* [Entries provided]:
__________

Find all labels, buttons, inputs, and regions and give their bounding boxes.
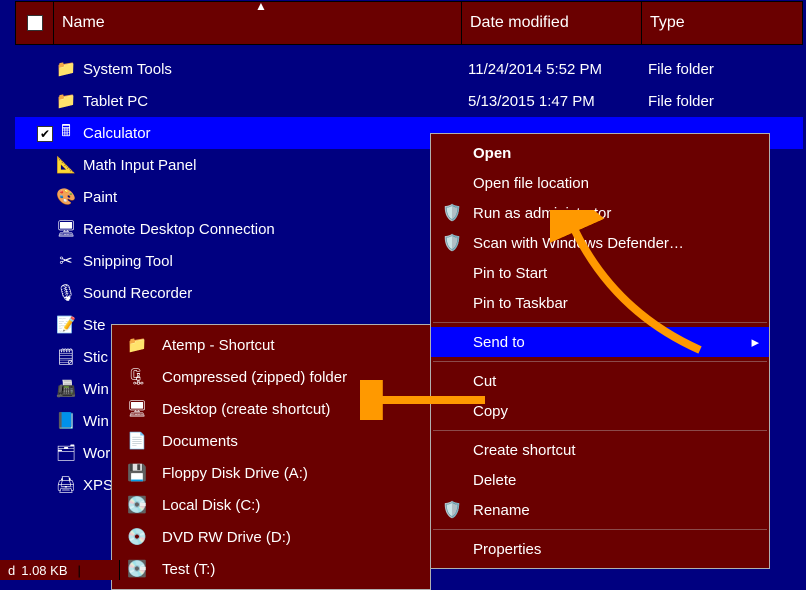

__________

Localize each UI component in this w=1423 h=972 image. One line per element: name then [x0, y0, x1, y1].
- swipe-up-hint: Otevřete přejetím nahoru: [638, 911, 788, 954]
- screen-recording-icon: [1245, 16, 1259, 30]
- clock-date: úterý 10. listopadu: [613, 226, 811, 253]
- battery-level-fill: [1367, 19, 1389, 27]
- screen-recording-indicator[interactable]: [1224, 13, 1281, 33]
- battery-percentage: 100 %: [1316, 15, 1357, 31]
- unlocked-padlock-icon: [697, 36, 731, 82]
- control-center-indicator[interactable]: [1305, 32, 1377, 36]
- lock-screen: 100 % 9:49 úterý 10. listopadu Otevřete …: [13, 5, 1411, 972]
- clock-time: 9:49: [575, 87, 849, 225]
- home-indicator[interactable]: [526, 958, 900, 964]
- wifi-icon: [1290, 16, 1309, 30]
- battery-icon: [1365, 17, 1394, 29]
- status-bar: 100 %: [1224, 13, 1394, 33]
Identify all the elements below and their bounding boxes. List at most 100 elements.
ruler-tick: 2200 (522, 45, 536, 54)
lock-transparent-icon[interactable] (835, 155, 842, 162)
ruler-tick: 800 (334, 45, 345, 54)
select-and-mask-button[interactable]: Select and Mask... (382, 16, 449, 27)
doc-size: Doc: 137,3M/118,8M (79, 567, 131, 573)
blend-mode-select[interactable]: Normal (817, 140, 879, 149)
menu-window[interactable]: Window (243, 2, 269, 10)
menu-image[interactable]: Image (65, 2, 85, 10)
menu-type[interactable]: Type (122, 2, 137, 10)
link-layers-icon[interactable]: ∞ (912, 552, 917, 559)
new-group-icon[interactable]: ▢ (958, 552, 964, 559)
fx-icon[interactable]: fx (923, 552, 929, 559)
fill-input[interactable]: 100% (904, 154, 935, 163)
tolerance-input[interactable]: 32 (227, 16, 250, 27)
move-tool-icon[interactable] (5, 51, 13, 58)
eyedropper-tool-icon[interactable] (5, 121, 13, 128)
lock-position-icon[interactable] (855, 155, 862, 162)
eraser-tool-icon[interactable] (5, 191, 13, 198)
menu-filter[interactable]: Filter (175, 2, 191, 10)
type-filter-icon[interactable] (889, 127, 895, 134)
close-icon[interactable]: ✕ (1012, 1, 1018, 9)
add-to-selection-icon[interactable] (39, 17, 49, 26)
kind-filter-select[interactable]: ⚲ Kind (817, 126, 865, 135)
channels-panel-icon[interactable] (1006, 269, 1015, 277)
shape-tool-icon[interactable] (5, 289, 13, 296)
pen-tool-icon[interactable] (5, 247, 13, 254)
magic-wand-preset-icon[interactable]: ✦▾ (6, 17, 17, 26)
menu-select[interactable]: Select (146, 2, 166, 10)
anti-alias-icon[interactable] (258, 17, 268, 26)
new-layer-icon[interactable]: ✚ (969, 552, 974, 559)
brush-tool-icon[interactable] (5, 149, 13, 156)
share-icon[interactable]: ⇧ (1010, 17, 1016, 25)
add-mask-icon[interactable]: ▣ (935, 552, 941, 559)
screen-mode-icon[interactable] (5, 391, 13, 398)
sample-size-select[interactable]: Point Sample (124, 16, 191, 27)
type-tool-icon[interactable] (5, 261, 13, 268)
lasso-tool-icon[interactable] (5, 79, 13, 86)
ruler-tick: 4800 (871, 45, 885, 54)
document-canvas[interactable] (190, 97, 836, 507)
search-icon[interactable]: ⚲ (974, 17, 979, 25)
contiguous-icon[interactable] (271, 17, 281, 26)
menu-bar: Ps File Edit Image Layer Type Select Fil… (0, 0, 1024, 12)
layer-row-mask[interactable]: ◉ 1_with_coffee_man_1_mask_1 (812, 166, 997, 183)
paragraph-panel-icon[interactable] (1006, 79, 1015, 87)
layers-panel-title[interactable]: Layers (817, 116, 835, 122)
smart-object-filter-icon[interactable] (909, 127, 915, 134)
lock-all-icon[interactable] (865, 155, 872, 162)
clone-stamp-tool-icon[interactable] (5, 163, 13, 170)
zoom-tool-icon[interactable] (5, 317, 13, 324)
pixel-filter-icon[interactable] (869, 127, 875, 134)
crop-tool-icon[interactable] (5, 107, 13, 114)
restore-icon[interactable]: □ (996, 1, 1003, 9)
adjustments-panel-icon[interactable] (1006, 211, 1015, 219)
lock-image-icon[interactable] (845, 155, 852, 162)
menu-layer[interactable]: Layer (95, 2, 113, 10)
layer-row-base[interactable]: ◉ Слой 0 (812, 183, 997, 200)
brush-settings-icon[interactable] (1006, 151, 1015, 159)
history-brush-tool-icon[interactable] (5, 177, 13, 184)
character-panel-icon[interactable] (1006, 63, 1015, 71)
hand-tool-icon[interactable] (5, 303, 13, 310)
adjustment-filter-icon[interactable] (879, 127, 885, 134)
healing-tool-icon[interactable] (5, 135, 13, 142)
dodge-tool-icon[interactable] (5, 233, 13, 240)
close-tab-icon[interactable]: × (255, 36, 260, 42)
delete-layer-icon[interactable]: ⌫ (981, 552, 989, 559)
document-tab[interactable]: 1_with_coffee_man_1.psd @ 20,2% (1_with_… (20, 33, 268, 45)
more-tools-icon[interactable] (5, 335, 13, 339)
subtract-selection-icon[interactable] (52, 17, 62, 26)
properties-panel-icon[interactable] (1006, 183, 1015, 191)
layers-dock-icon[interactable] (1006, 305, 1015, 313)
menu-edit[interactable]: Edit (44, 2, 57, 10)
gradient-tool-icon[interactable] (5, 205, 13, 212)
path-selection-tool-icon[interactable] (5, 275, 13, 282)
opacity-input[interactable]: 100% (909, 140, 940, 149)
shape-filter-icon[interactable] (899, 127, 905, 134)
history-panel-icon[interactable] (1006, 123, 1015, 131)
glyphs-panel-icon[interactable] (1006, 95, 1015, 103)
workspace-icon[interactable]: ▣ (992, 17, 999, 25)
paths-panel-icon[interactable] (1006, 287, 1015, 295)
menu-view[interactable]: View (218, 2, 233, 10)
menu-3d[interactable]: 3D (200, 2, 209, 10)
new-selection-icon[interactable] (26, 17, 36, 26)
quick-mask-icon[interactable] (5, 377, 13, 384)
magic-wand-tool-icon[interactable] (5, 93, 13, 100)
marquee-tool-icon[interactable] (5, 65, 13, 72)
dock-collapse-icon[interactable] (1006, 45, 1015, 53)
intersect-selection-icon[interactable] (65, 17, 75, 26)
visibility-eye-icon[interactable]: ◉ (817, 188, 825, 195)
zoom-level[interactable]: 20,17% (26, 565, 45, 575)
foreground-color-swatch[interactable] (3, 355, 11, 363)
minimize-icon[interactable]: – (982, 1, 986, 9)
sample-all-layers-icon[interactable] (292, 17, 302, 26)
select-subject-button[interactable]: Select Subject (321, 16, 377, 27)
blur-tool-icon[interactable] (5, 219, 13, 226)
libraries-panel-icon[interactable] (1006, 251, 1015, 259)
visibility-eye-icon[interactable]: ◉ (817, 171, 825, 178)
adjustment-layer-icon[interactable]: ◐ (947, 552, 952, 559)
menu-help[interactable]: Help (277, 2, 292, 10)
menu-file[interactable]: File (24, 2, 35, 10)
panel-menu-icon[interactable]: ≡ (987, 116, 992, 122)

__________

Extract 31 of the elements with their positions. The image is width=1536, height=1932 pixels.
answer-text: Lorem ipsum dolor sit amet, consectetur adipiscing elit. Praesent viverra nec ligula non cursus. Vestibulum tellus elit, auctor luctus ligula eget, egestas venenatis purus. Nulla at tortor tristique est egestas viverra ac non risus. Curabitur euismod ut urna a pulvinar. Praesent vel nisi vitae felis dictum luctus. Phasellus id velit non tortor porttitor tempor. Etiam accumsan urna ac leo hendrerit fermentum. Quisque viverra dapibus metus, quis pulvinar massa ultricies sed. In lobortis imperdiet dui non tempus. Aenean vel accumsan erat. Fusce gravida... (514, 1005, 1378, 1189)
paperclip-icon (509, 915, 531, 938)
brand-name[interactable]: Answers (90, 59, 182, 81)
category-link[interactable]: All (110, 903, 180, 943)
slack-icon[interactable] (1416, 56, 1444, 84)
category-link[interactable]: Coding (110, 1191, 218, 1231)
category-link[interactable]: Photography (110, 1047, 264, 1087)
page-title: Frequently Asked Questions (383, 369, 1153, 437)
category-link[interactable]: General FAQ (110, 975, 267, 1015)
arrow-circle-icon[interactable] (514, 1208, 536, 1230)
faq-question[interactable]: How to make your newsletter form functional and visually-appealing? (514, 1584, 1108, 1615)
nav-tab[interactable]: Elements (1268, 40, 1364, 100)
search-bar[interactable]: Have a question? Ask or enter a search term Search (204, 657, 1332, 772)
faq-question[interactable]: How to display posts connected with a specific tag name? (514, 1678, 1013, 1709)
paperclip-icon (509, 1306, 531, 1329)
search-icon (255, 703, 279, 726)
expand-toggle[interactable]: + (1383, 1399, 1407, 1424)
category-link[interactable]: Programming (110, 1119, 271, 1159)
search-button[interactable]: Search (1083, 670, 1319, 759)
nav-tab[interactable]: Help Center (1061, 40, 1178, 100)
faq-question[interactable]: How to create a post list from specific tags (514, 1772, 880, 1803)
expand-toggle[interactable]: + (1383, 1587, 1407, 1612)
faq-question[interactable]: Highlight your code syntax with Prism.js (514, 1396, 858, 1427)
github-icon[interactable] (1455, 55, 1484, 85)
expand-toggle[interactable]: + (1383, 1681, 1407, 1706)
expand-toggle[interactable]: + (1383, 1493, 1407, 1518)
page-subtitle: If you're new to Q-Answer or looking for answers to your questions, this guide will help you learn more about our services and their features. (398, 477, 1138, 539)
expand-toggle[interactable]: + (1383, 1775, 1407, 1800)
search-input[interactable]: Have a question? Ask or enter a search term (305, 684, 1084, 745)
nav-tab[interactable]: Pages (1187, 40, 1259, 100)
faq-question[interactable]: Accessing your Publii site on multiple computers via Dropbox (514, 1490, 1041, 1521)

__________

* [Problem requirements]: Find each line in the entries above that contains the string "category", and copy every such line in full.

* [Solution to this problem]:
category-link[interactable]: All (110, 903, 180, 943)
category-link[interactable]: Coding (110, 1191, 218, 1231)
category-link[interactable]: Photography (110, 1047, 264, 1087)
category-link[interactable]: General FAQ (110, 975, 267, 1015)
category-link[interactable]: Programming (110, 1119, 271, 1159)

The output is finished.